## SUPPLIED MATERIAL
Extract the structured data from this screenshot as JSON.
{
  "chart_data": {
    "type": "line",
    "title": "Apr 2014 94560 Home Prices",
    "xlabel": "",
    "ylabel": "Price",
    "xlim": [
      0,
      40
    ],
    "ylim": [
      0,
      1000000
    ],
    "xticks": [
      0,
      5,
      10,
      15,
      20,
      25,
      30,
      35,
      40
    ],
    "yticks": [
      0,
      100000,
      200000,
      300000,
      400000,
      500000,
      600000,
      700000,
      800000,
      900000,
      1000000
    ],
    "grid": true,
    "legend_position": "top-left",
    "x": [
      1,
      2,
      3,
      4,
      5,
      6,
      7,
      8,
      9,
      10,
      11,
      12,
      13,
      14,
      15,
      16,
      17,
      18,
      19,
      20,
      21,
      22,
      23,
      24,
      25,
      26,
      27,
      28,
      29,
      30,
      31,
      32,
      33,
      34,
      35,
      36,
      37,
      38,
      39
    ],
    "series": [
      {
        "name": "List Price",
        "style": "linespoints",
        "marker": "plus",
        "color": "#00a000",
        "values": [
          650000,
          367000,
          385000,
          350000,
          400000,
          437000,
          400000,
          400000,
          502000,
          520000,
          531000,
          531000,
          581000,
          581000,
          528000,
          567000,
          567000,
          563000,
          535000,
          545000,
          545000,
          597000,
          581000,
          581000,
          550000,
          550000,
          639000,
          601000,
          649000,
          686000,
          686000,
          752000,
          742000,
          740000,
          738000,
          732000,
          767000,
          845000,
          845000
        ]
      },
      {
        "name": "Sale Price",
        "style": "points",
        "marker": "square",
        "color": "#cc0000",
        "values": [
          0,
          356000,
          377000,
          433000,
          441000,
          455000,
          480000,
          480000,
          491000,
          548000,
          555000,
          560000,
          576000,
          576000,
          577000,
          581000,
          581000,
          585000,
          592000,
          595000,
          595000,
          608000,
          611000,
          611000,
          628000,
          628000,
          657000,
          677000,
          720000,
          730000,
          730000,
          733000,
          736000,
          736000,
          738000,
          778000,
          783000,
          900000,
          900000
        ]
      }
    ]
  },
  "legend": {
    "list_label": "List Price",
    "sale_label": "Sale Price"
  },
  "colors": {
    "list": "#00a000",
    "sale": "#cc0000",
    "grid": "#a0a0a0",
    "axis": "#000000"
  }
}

## TASK INSTRUCTIONS
Return all of the data word for word.

## COMPLETE OUTPUT
Extract the structured data from this screenshot as JSON.
{
  "chart_data": {
    "type": "line",
    "title": "Apr 2014 94560 Home Prices",
    "xlabel": "",
    "ylabel": "Price",
    "xlim": [
      0,
      40
    ],
    "ylim": [
      0,
      1000000
    ],
    "xticks": [
      0,
      5,
      10,
      15,
      20,
      25,
      30,
      35,
      40
    ],
    "yticks": [
      0,
      100000,
      200000,
      300000,
      400000,
      500000,
      600000,
      700000,
      800000,
      900000,
      1000000
    ],
    "grid": true,
    "legend_position": "top-left",
    "x": [
      1,
      2,
      3,
      4,
      5,
      6,
      7,
      8,
      9,
      10,
      11,
      12,
      13,
      14,
      15,
      16,
      17,
      18,
      19,
      20,
      21,
      22,
      23,
      24,
      25,
      26,
      27,
      28,
      29,
      30,
      31,
      32,
      33,
      34,
      35,
      36,
      37,
      38,
      39
    ],
    "series": [
      {
        "name": "List Price",
        "style": "linespoints",
        "marker": "plus",
        "color": "#00a000",
        "values": [
          650000,
          367000,
          385000,
          350000,
          400000,
          437000,
          400000,
          400000,
          502000,
          520000,
          531000,
          531000,
          581000,
          581000,
          528000,
          567000,
          567000,
          563000,
          535000,
          545000,
          545000,
          597000,
          581000,
          581000,
          550000,
          550000,
          639000,
          601000,
          649000,
          686000,
          686000,
          752000,
          742000,
          740000,
          738000,
          732000,
          767000,
          845000,
          845000
        ]
      },
      {
        "name": "Sale Price",
        "style": "points",
        "marker": "square",
        "color": "#cc0000",
        "values": [
          0,
          356000,
          377000,
          433000,
          441000,
          455000,
          480000,
          480000,
          491000,
          548000,
          555000,
          560000,
          576000,
          576000,
          577000,
          581000,
          581000,
          585000,
          592000,
          595000,
          595000,
          608000,
          611000,
          611000,
          628000,
          628000,
          657000,
          677000,
          720000,
          730000,
          730000,
          733000,
          736000,
          736000,
          738000,
          778000,
          783000,
          900000,
          900000
        ]
      }
    ]
  },
  "legend": {
    "list_label": "List Price",
    "sale_label": "Sale Price"
  },
  "colors": {
    "list": "#00a000",
    "sale": "#cc0000",
    "grid": "#a0a0a0",
    "axis": "#000000"
  }
}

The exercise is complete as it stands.